**Instructions for the task:** Duplicate the stretch of items from the line containing "browser-link-icon[interactable] bbox=[631, 59, 647, 75]" through the line containing "code-token: > bbox=[516, 291, 536, 317]", both included, with each line unchanged.

<<<<

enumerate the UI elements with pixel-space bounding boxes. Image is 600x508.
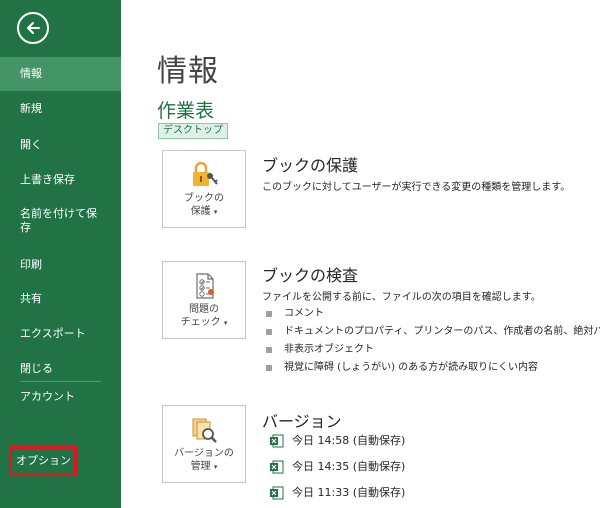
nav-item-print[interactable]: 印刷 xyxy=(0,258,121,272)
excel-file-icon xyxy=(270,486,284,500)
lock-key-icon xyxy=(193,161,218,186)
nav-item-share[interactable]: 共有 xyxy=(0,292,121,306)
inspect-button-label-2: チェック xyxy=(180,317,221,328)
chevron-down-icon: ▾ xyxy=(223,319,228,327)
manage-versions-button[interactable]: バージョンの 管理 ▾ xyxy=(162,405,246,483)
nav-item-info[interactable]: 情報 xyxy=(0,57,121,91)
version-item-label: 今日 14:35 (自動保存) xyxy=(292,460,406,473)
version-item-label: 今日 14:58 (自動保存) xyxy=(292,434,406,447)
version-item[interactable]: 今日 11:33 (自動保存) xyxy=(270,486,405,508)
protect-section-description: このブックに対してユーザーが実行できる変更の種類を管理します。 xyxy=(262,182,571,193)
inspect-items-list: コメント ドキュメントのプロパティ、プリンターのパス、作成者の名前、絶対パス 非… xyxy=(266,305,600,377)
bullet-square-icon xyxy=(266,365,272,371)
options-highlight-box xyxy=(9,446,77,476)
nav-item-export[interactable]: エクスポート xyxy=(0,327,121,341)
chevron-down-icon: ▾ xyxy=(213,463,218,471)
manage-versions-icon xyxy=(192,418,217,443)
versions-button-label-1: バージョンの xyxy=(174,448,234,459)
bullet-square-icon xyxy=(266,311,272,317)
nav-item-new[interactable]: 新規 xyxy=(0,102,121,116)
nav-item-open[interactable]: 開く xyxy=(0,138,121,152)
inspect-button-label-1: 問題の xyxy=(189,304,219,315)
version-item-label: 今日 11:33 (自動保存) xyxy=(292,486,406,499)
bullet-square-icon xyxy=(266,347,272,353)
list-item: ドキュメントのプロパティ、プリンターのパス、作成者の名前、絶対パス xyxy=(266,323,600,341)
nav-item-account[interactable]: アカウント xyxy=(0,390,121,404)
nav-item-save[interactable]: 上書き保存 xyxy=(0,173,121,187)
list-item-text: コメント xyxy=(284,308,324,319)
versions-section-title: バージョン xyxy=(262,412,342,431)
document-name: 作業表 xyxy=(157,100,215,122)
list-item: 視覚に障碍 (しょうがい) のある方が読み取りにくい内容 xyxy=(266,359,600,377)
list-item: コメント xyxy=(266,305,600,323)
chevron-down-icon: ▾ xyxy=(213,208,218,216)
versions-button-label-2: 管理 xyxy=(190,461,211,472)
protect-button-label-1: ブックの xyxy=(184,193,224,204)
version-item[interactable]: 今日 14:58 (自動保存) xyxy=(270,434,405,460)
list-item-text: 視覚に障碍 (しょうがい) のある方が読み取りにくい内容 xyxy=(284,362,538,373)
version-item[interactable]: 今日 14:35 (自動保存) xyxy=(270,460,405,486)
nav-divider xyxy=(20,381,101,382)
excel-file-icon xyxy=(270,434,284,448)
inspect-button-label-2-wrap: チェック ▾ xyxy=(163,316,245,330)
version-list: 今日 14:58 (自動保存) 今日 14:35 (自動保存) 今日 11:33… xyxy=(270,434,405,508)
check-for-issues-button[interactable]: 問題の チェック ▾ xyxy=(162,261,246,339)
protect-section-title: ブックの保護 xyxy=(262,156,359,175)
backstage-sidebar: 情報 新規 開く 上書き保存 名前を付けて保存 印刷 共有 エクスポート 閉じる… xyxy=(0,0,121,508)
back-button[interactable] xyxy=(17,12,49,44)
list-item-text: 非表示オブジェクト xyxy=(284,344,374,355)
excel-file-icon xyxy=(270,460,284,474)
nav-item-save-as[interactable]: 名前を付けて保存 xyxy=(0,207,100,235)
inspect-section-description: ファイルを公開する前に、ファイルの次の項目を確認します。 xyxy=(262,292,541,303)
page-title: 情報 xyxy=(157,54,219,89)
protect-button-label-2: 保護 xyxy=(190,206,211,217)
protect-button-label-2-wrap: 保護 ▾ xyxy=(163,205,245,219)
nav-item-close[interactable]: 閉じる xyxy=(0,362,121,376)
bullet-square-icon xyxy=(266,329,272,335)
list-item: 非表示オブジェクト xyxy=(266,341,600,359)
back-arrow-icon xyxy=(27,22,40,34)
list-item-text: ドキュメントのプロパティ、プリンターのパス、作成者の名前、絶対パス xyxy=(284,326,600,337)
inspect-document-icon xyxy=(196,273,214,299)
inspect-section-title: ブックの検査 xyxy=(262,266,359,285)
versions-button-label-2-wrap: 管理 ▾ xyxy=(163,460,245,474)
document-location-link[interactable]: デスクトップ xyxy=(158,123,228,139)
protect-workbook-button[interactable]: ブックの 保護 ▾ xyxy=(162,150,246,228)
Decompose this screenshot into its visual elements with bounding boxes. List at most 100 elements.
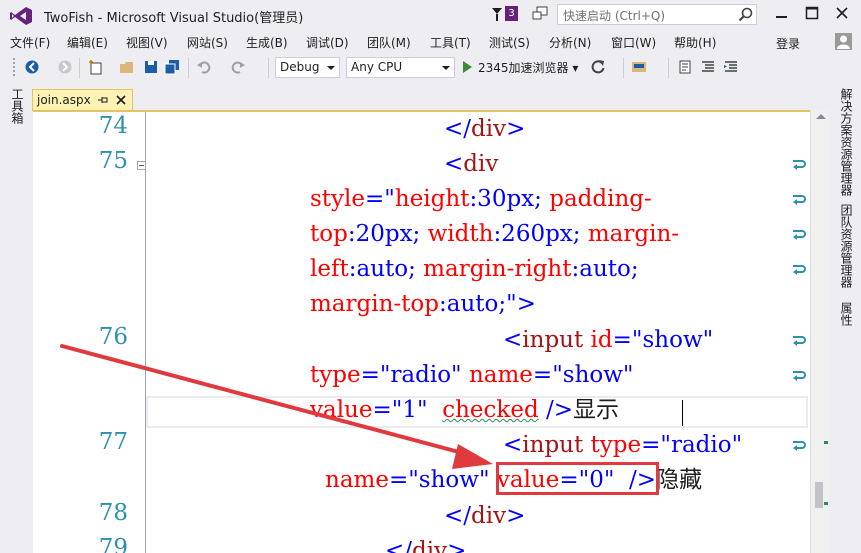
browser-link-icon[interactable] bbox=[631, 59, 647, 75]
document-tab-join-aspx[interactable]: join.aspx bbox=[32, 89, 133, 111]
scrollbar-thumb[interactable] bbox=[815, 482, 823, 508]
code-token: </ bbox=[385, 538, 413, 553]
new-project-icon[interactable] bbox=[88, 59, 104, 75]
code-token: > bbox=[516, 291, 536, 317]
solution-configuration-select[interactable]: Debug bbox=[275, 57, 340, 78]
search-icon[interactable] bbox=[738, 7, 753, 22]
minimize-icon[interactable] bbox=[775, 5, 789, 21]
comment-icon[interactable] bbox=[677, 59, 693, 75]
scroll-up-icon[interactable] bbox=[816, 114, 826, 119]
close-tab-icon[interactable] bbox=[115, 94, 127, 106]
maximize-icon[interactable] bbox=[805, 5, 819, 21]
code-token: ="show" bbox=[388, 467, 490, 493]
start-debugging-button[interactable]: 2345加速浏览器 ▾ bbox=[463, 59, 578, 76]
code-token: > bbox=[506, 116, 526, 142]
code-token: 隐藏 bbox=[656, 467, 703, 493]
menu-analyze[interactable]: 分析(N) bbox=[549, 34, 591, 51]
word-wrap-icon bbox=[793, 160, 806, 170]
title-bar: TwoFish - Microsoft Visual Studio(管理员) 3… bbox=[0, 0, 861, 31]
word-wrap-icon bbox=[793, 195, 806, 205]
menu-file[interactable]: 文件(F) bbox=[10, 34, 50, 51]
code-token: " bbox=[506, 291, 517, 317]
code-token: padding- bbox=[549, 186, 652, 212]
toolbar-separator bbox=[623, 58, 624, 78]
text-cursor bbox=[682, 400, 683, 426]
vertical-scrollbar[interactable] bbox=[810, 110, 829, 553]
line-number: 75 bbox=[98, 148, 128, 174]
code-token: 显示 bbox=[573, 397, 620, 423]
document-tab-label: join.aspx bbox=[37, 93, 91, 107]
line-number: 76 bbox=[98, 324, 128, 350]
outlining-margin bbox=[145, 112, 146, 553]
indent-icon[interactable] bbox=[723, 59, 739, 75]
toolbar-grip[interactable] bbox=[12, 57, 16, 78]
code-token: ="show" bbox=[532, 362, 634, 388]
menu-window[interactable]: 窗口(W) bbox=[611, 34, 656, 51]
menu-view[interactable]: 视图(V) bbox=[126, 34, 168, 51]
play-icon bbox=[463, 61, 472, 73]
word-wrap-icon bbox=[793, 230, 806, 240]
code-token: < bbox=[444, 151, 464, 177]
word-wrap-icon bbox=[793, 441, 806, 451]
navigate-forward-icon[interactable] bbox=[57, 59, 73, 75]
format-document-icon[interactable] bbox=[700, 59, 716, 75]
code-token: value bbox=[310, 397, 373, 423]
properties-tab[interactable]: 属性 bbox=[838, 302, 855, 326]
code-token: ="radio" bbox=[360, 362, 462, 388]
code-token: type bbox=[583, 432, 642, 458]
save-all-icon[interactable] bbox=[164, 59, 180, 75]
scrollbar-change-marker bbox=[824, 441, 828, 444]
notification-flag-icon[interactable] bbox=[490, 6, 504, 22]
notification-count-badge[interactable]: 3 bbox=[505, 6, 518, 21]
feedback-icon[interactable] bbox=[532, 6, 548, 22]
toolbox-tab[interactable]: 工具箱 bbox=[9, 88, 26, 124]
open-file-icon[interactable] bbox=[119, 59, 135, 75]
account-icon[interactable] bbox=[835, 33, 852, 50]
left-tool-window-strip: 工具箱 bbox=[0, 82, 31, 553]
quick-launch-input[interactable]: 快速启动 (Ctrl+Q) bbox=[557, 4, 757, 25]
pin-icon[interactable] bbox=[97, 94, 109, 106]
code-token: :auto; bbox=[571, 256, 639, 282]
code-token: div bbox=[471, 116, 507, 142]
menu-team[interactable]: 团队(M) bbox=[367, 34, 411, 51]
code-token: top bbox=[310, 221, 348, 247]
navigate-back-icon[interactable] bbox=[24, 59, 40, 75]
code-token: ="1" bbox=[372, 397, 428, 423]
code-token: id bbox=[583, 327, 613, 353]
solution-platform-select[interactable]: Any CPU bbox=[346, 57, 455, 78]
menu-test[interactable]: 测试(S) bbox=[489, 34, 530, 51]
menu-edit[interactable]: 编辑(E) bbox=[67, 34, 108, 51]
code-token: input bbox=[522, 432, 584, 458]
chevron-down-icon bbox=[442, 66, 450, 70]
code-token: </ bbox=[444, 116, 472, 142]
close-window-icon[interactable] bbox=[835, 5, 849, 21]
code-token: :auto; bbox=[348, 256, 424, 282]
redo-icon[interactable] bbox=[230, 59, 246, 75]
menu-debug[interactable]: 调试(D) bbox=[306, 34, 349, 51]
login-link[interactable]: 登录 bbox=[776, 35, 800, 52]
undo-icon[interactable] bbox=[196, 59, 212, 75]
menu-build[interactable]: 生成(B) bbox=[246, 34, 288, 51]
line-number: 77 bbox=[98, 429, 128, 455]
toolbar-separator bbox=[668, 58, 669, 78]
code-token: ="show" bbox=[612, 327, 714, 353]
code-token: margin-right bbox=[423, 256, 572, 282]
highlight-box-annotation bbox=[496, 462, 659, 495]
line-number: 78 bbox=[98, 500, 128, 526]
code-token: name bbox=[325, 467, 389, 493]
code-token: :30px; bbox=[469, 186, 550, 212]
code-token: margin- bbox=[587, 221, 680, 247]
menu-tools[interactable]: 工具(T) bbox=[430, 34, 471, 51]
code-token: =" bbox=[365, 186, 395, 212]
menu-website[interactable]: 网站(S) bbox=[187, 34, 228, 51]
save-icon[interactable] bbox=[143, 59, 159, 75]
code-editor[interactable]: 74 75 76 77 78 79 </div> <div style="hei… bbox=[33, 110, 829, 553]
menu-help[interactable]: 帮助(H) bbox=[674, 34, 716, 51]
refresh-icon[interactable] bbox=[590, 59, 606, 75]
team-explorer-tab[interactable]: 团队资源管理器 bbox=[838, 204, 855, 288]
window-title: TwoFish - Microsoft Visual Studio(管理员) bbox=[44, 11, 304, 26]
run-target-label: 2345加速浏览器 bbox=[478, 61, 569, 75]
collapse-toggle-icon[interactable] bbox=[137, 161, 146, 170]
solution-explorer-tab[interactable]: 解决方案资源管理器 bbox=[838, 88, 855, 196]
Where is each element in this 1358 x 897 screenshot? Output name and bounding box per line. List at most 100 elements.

>>>>

**Written reply:**
browser-link-icon[interactable] bbox=[631, 59, 647, 75]
document-tab-join-aspx[interactable]: join.aspx bbox=[32, 89, 133, 111]
scrollbar-thumb[interactable] bbox=[815, 482, 823, 508]
code-token: </ bbox=[385, 538, 413, 553]
new-project-icon[interactable] bbox=[88, 59, 104, 75]
code-token: > bbox=[516, 291, 536, 317]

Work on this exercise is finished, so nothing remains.